**What this task involves**
Locate the lines of the listing below that hold "screenshot", then copy each of them.

**Data section**
╭──
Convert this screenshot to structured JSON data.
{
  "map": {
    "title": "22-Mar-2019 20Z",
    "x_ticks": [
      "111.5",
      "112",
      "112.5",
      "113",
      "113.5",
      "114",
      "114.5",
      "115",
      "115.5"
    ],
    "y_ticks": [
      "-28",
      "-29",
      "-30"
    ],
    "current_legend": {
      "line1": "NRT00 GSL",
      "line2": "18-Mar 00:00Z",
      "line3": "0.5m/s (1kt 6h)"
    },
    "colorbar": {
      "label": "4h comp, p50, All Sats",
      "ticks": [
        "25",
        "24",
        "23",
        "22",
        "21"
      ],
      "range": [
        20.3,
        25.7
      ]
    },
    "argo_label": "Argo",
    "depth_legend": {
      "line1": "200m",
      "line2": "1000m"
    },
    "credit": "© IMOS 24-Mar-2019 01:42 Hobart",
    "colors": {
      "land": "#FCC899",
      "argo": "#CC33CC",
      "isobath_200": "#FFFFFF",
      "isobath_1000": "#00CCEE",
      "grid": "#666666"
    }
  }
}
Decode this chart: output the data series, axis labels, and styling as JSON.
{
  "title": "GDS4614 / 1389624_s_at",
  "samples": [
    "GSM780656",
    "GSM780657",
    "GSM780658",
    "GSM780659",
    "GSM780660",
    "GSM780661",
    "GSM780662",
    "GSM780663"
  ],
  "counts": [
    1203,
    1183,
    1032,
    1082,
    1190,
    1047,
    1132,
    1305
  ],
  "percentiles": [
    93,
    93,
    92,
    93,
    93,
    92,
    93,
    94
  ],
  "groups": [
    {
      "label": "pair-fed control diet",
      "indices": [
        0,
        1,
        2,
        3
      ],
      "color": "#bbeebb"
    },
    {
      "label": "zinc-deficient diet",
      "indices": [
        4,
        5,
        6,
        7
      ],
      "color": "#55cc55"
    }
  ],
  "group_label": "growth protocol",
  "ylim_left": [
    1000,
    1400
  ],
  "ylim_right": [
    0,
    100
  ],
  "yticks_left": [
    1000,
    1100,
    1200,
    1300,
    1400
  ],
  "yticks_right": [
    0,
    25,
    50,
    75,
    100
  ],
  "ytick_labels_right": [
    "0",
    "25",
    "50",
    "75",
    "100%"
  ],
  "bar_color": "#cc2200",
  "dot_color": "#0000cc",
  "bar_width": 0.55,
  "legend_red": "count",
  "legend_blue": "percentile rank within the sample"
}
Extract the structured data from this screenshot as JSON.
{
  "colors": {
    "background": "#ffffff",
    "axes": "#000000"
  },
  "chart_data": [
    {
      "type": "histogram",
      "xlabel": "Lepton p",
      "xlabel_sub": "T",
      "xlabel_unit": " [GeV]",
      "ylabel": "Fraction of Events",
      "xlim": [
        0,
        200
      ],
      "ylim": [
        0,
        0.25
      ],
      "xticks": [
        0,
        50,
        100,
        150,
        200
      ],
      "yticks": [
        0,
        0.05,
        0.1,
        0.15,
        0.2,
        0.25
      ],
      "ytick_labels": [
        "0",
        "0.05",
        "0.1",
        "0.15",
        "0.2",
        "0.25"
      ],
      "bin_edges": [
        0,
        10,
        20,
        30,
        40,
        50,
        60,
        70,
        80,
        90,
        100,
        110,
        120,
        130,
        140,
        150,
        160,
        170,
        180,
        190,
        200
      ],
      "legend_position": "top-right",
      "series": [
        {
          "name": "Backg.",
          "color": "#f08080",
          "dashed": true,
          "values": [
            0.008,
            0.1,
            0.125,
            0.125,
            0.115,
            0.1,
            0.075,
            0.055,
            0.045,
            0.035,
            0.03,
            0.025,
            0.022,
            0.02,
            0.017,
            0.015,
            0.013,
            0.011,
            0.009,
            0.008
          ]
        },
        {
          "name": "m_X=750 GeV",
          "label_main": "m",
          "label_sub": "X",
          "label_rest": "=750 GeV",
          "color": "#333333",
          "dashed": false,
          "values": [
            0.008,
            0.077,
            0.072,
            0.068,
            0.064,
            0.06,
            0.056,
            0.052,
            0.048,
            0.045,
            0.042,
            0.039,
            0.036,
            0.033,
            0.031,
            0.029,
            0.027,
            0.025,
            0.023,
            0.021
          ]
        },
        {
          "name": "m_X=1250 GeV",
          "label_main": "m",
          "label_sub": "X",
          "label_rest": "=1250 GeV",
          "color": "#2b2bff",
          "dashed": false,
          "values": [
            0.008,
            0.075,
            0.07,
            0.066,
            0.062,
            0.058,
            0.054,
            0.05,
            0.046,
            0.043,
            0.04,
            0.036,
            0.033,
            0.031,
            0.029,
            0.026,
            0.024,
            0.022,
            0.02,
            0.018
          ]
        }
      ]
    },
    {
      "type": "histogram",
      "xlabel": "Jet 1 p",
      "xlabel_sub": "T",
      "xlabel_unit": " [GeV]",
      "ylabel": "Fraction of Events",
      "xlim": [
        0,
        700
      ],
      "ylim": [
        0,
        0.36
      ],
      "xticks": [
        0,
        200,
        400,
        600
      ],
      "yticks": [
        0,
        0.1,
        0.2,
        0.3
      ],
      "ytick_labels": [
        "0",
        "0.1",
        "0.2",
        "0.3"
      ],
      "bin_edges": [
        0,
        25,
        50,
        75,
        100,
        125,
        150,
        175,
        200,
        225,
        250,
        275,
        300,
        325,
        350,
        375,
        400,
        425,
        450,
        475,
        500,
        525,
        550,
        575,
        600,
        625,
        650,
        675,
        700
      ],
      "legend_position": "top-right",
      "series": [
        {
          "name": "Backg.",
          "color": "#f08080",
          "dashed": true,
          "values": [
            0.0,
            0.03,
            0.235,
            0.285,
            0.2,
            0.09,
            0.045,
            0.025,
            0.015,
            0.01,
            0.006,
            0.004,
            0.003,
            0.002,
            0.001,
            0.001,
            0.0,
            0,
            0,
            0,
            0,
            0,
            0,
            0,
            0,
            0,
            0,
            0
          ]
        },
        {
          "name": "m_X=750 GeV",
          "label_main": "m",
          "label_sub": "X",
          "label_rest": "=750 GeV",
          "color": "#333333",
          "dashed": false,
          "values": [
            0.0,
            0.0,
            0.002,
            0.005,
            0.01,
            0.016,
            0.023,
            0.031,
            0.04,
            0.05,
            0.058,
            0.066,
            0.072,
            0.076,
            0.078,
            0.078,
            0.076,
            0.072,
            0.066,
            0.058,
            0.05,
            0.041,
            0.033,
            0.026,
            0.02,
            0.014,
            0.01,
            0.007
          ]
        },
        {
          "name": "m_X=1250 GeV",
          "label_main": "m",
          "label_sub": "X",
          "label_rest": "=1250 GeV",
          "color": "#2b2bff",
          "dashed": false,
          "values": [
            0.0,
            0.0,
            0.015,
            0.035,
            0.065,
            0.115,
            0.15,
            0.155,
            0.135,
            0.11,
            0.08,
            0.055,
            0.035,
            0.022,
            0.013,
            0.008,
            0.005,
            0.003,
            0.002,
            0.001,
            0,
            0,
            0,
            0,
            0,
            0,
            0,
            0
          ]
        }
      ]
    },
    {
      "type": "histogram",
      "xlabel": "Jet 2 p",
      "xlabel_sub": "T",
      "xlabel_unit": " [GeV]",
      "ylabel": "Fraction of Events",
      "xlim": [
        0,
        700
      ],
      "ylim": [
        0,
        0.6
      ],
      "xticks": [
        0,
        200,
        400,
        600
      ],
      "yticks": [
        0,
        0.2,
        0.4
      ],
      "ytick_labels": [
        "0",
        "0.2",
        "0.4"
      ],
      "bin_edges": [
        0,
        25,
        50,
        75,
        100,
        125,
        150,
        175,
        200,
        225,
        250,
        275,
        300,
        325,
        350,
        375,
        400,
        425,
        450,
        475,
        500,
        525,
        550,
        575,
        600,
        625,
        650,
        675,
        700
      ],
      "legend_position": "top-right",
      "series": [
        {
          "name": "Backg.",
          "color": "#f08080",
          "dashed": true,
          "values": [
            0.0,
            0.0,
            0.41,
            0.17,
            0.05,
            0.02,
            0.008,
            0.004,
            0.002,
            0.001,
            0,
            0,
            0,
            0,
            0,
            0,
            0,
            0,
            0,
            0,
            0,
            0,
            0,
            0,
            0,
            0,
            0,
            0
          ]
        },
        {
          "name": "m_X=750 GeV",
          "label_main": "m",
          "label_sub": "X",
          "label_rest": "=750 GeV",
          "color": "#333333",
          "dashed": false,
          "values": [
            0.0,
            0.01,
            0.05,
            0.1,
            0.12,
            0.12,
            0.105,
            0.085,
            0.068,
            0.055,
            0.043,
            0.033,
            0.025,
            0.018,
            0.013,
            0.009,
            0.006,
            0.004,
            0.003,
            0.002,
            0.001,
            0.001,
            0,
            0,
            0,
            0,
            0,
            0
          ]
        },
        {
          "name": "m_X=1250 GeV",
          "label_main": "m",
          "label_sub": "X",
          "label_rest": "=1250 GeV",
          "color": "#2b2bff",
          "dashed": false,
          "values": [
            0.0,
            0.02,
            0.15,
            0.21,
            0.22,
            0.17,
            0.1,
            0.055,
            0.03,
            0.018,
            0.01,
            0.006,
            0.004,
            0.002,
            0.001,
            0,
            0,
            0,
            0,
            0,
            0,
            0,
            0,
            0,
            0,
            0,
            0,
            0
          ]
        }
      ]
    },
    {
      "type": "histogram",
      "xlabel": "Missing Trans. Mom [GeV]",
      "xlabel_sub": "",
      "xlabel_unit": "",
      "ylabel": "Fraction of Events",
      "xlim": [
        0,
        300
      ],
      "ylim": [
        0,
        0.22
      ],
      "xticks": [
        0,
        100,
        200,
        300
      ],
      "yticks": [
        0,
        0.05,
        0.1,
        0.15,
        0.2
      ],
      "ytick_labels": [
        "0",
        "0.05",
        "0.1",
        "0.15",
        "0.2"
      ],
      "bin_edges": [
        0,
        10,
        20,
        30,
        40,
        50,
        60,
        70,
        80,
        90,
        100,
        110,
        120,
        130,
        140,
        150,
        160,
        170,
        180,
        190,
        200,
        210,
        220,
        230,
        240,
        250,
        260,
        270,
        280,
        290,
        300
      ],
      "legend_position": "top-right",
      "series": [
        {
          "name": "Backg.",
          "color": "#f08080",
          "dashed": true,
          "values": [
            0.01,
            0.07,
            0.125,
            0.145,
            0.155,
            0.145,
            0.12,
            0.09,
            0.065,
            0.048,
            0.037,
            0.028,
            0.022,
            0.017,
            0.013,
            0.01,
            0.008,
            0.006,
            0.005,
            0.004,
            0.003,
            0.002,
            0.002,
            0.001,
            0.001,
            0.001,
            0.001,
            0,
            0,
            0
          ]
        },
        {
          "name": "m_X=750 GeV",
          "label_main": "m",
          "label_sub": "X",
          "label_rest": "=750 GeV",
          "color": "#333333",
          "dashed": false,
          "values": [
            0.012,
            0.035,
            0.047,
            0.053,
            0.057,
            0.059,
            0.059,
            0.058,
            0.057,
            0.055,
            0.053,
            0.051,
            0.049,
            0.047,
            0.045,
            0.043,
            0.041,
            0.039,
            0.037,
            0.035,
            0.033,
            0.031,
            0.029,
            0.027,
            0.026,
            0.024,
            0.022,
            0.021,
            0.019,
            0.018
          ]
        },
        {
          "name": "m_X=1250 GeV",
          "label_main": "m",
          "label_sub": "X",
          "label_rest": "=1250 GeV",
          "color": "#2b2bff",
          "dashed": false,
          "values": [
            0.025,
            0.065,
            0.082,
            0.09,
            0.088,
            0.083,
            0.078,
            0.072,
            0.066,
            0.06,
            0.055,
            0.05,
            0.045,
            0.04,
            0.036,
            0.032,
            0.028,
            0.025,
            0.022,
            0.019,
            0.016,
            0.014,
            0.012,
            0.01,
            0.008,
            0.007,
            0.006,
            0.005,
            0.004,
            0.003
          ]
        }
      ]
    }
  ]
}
╰──
**Solution to this problem**
Convert this screenshot to structured JSON data.
Extract the structured data from this screenshot as JSON.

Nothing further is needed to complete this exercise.